Available records:
▼

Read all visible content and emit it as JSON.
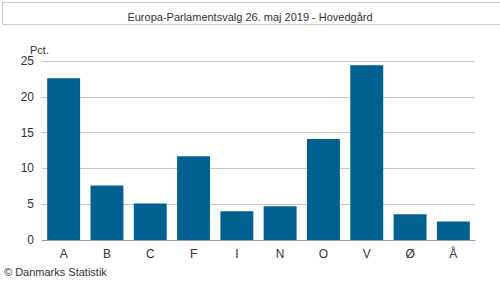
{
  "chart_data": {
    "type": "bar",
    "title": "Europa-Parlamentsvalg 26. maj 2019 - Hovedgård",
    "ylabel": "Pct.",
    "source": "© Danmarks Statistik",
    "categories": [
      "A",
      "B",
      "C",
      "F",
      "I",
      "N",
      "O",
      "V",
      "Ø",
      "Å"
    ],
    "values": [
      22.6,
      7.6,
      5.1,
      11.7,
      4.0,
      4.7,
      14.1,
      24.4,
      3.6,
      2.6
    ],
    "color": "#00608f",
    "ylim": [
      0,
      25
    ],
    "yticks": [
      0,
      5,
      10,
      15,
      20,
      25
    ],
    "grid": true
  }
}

▲

What you should do: Repeat the data above exactly, but not the pictures.

Answer in full:
Read all visible content and emit it as JSON.
{
  "chart_data": {
    "type": "bar",
    "title": "Europa-Parlamentsvalg 26. maj 2019 - Hovedgård",
    "ylabel": "Pct.",
    "source": "© Danmarks Statistik",
    "categories": [
      "A",
      "B",
      "C",
      "F",
      "I",
      "N",
      "O",
      "V",
      "Ø",
      "Å"
    ],
    "values": [
      22.6,
      7.6,
      5.1,
      11.7,
      4.0,
      4.7,
      14.1,
      24.4,
      3.6,
      2.6
    ],
    "color": "#00608f",
    "ylim": [
      0,
      25
    ],
    "yticks": [
      0,
      5,
      10,
      15,
      20,
      25
    ],
    "grid": true
  }
}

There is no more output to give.